> **TEXT SECTION**:
►

If You’re Reading Your Bible This Way, You’re Doing It Wrong

When I talk to people about what I believe now, some people ask, “Where’s your source? Where in the Bible does it say that?” To be honest, my response usually sounds a bit elusive and sketchy. Many times, I have to simply say, “You won’t find this explicitly written in the Bible.”

The obvious conclusion for my conversation partner is, “You’re just making stuff up!”

However, that’s not the reason we read the same Bible but walk away with different conclusions. Additionally, it makes it a lot easier to dismiss what I say on account of the sheer amount of people who have walked away with outlandish conclusions. I get it.

Nevertheless, why am I walking away with completely different conclusions than the average Christian? Am I reading certain commentaries? Do I have access to better supplemental resources? Am I a linguist who comprehends the language better? Am I smarter? Am I crazy?

The short answer is: I learn differently.

I’m not talking about being a visual or auditory learner. I’m not saying I learn better, either.

◄

> **THE TASK**: Quote the passage on reading the Bible from "Nevertheless, why am" up to and including "Am I crazy?". Rely only on the text about reading the Bible when completing what comes next, and set the data aside.

> **DATA EXCERPT**:
►

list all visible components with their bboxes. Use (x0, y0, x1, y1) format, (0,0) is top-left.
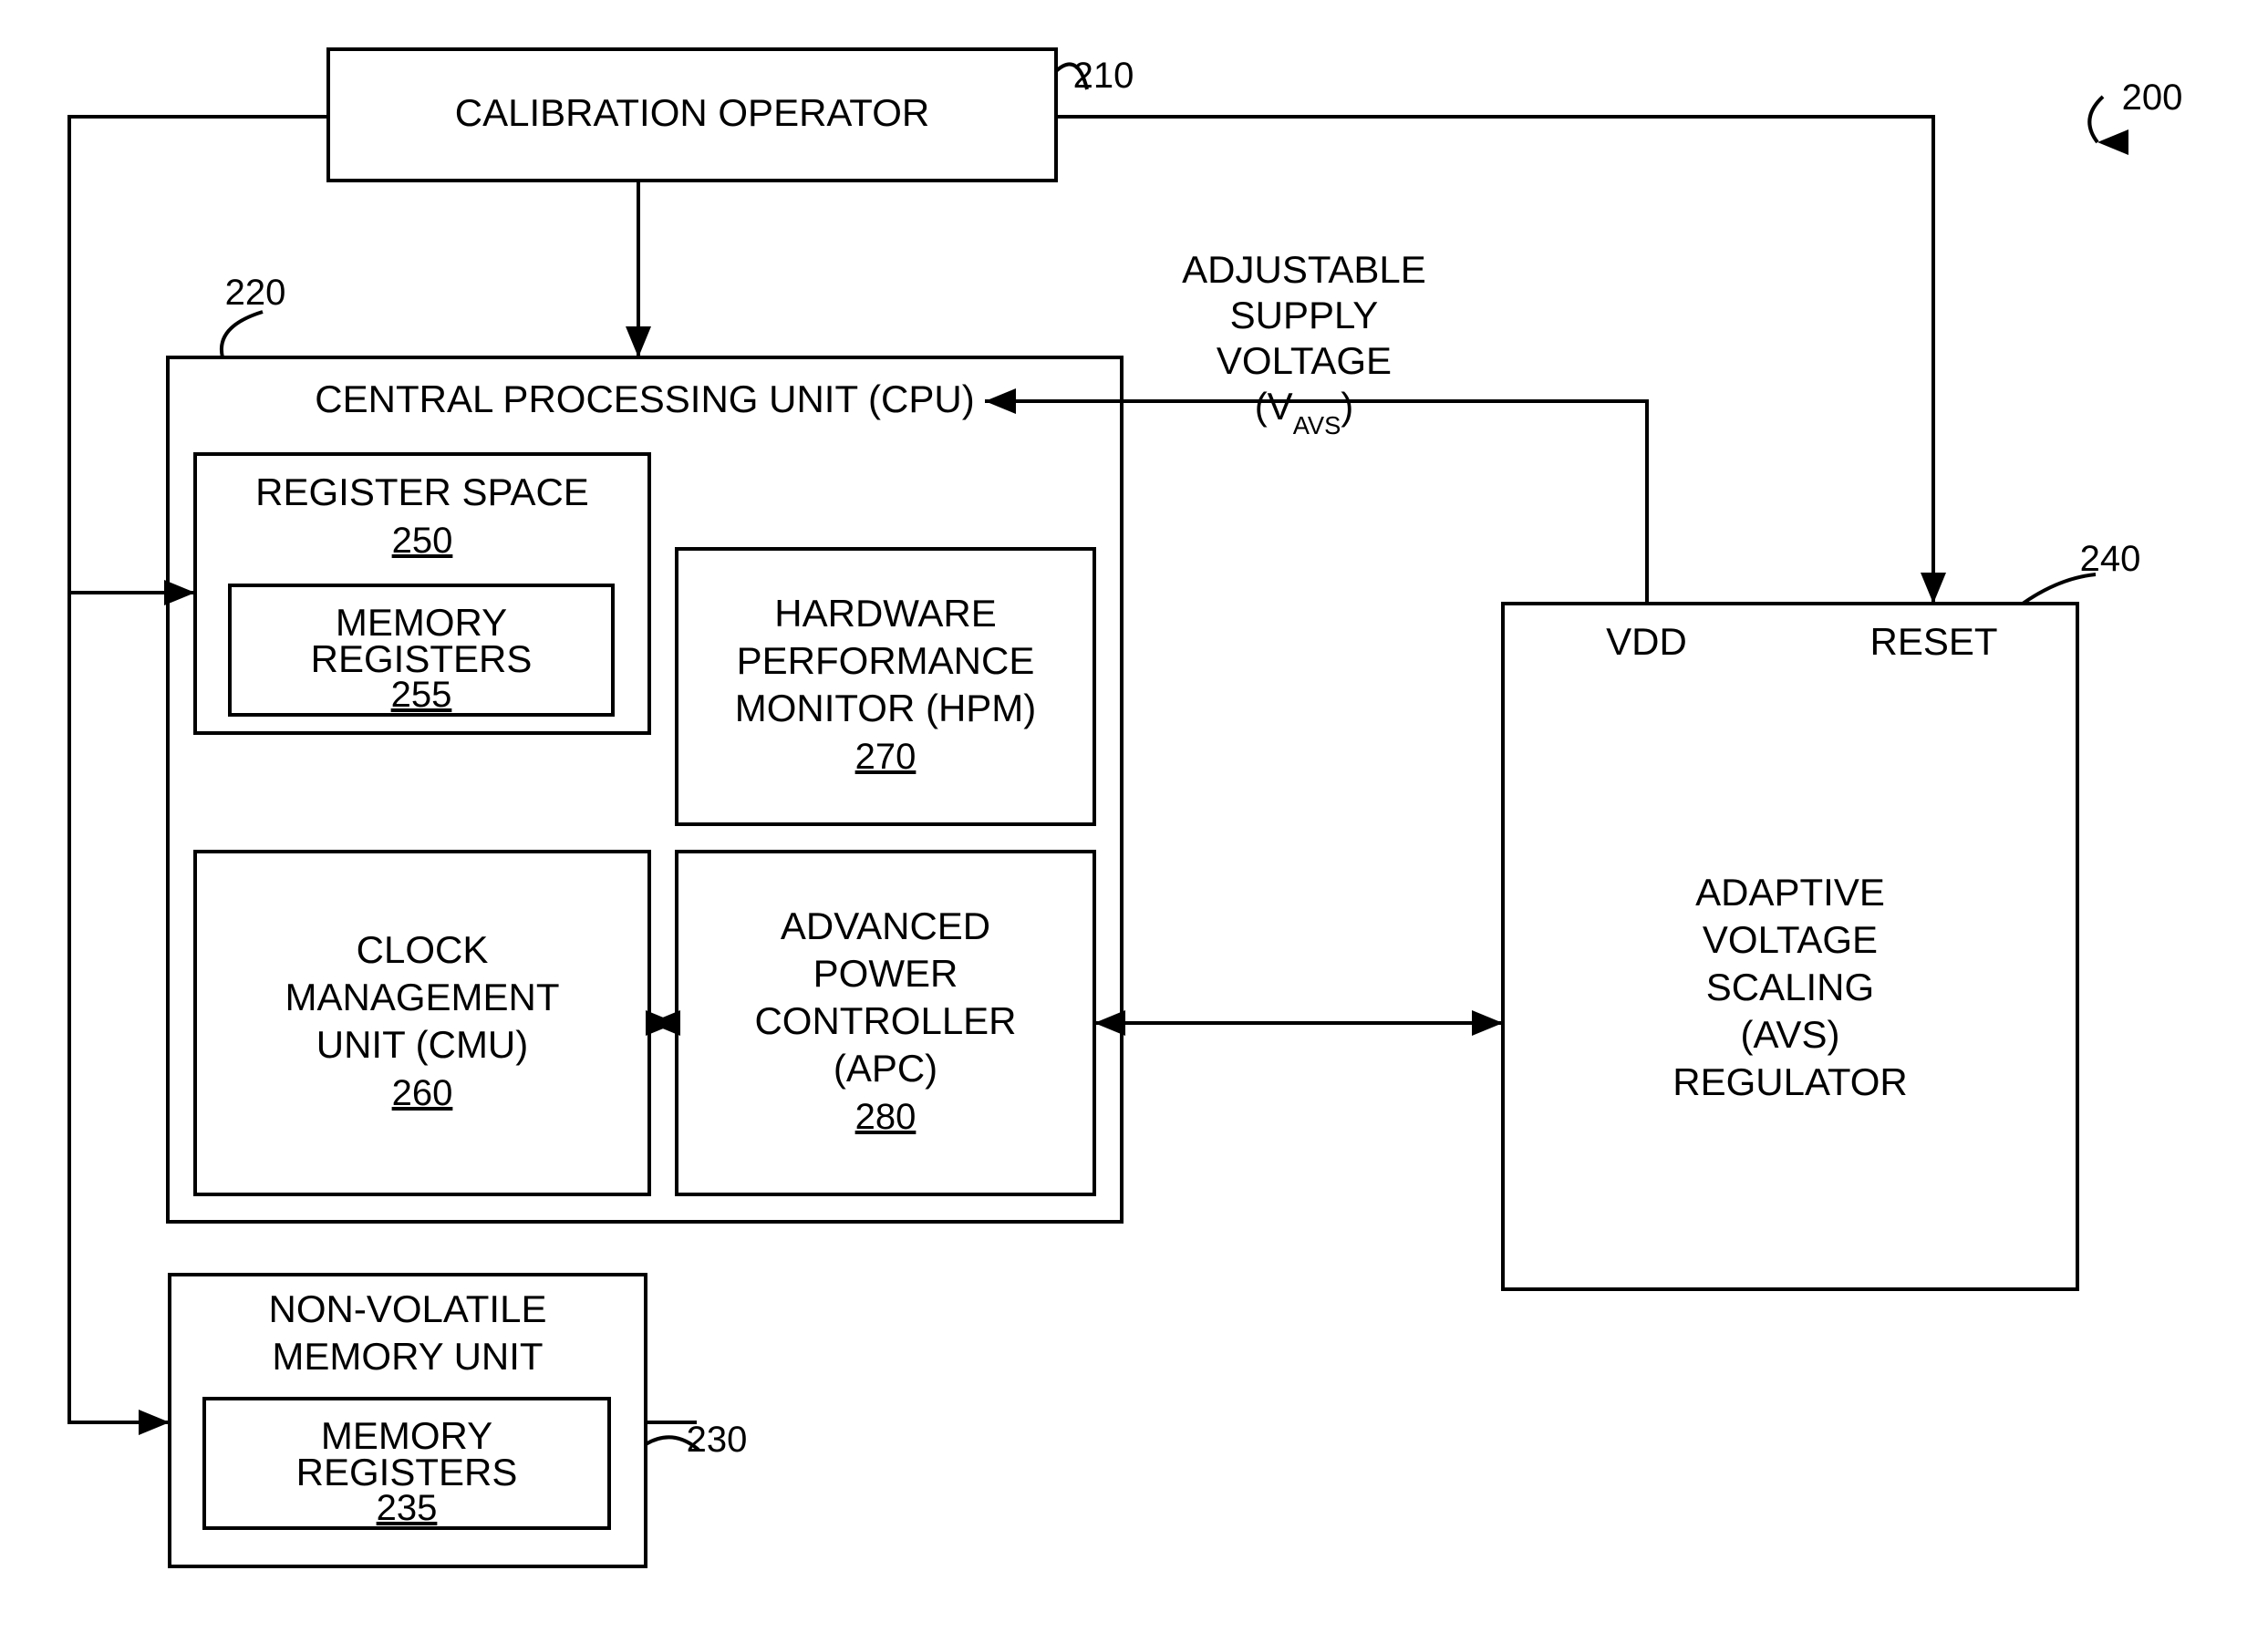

◄

> **RESULT**:
Nevertheless, why am I walking away with completely different conclusions than the average Christian? Am I reading certain commentaries? Do I have access to better supplemental resources? Am I a linguist who comprehends the language better? Am I smarter? Am I crazy?